**The exercise:** Can you transcribe the data exactly? Leave the pictures out.

================

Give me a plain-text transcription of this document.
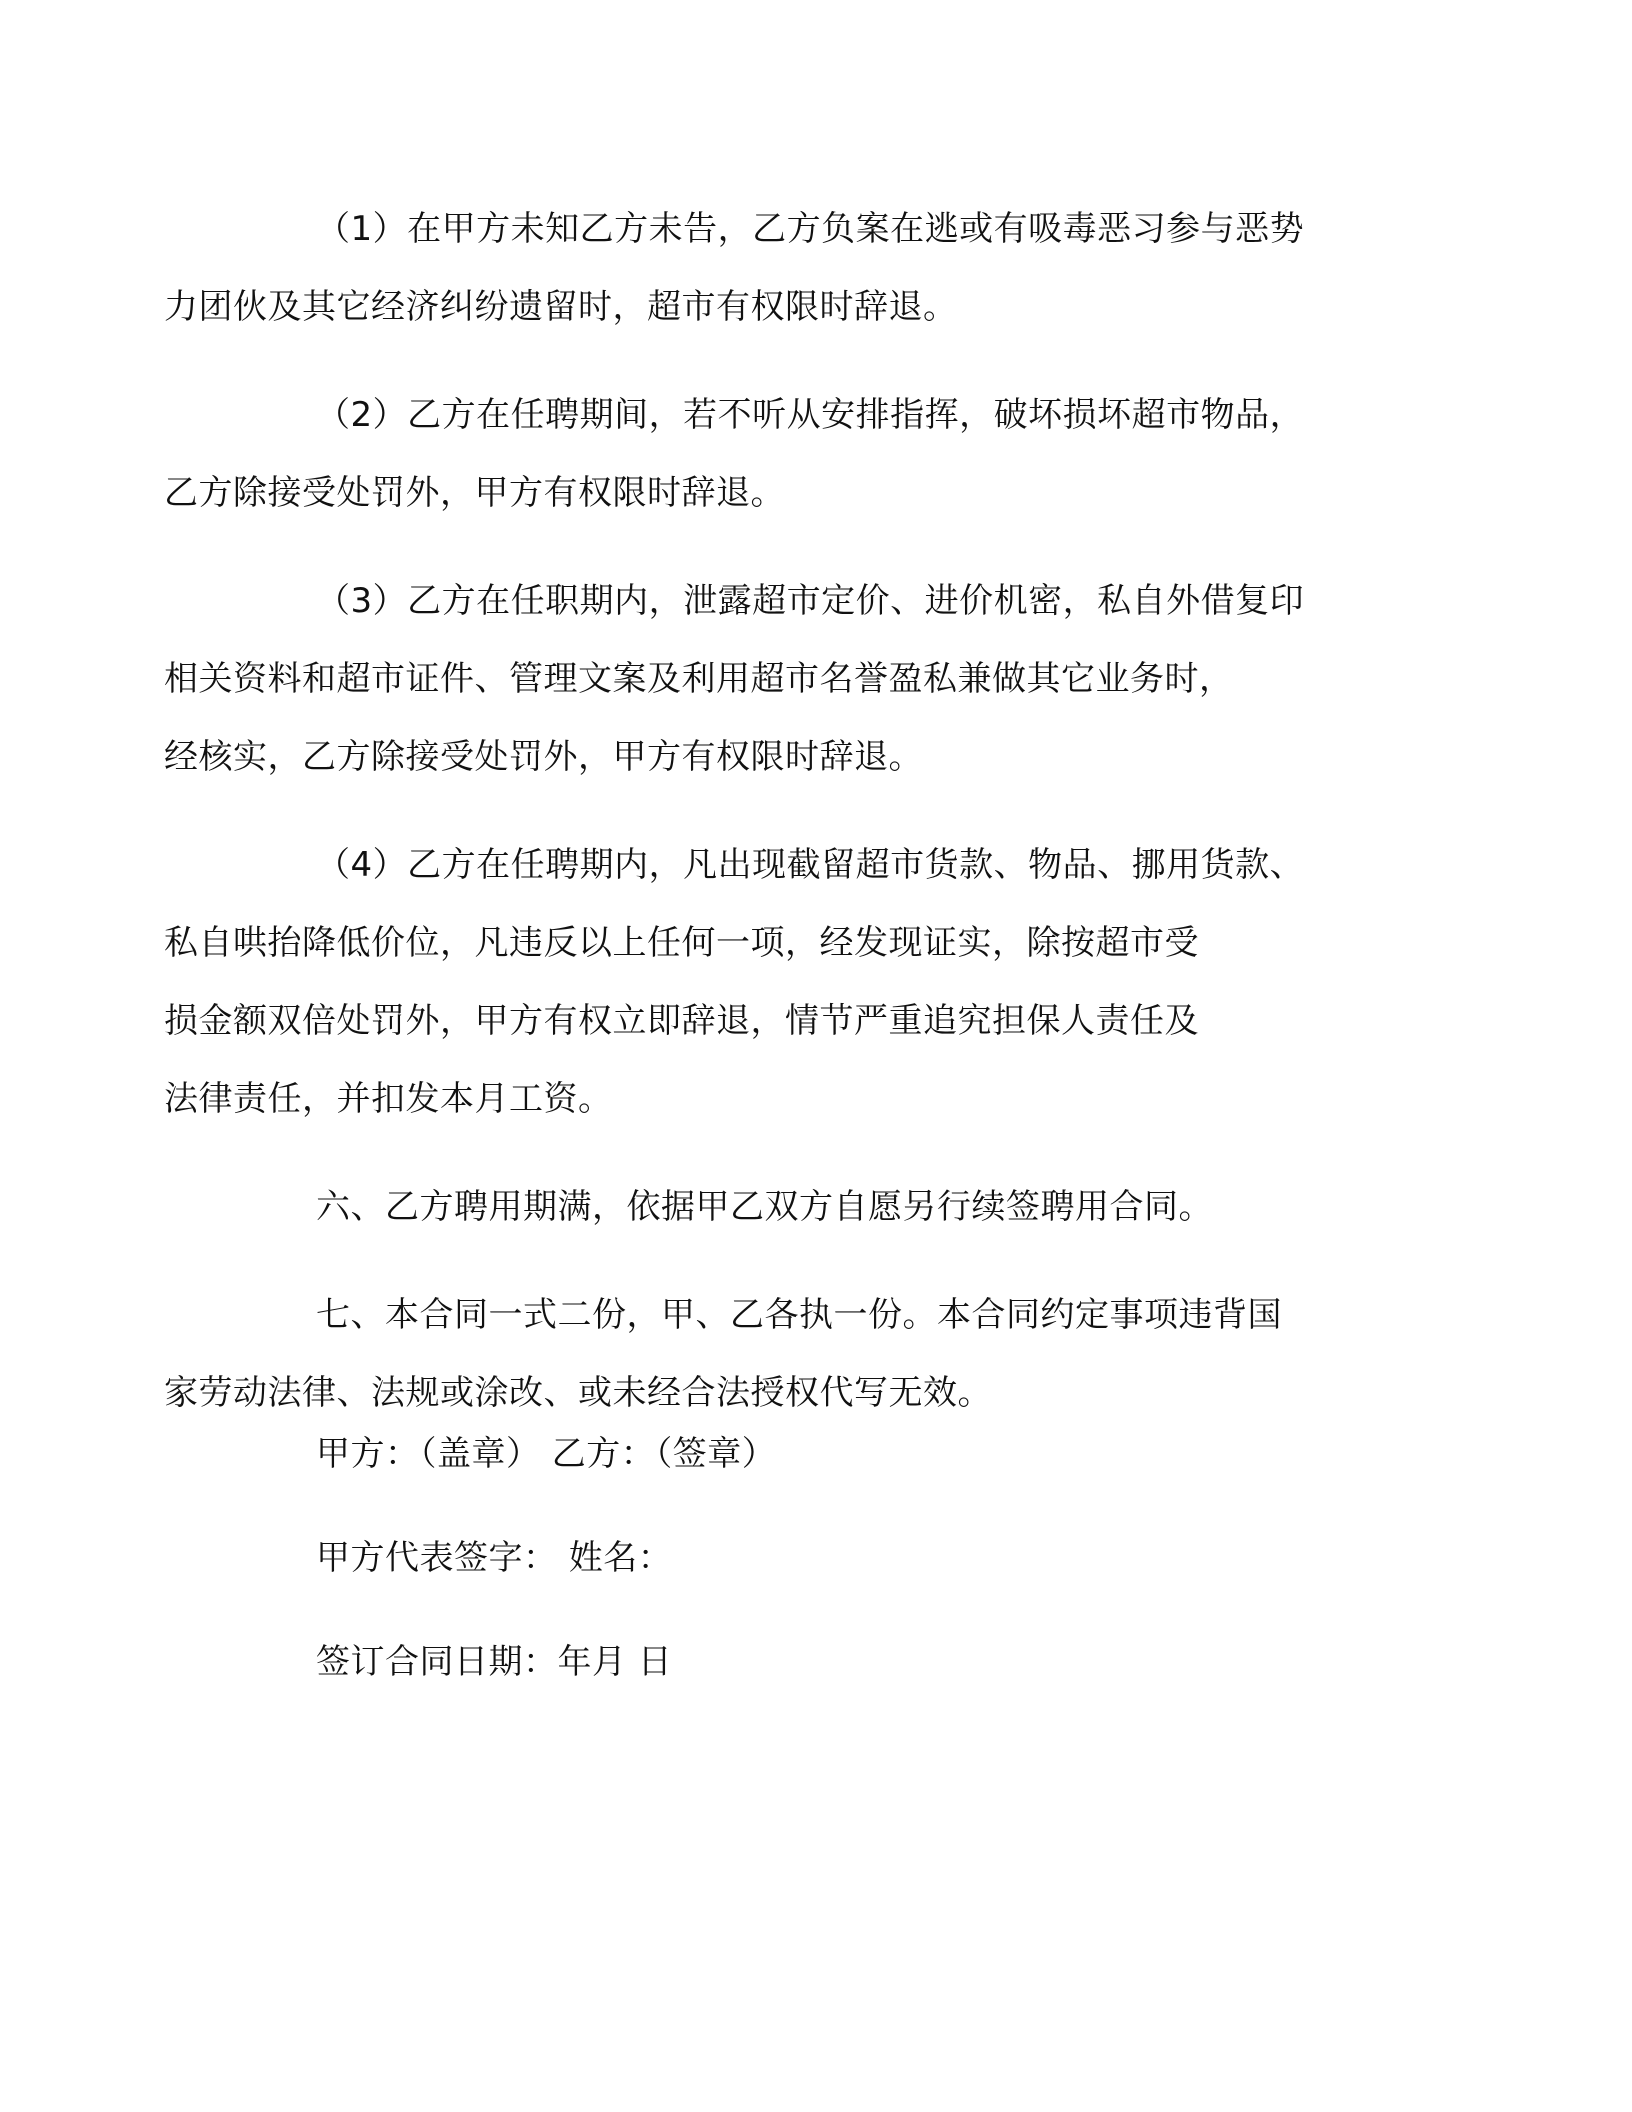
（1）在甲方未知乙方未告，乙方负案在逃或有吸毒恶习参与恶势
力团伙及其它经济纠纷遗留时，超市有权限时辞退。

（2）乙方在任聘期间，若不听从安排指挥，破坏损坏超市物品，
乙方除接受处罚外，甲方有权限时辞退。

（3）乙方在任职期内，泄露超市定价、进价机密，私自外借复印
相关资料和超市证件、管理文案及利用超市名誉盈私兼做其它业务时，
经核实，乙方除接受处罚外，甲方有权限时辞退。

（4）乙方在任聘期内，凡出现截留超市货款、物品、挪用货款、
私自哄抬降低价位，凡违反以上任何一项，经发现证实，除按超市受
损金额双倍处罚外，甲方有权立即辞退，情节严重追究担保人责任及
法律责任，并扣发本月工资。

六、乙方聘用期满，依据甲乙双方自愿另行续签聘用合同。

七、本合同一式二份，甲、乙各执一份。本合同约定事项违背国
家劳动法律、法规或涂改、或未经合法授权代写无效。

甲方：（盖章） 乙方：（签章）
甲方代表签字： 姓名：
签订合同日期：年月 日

================

**Answer for the task:**
Give me a plain-text transcription of this document.
（1）在甲方未知乙方未告，乙方负案在逃或有吸毒恶习参与恶势
力团伙及其它经济纠纷遗留时，超市有权限时辞退。

（2）乙方在任聘期间，若不听从安排指挥，破坏损坏超市物品，
乙方除接受处罚外，甲方有权限时辞退。

（3）乙方在任职期内，泄露超市定价、进价机密，私自外借复印
相关资料和超市证件、管理文案及利用超市名誉盈私兼做其它业务时，
经核实，乙方除接受处罚外，甲方有权限时辞退。

（4）乙方在任聘期内，凡出现截留超市货款、物品、挪用货款、
私自哄抬降低价位，凡违反以上任何一项，经发现证实，除按超市受
损金额双倍处罚外，甲方有权立即辞退，情节严重追究担保人责任及
法律责任，并扣发本月工资。

六、乙方聘用期满，依据甲乙双方自愿另行续签聘用合同。

七、本合同一式二份，甲、乙各执一份。本合同约定事项违背国
家劳动法律、法规或涂改、或未经合法授权代写无效。

甲方：（盖章） 乙方：（签章）
甲方代表签字： 姓名：
签订合同日期：年月 日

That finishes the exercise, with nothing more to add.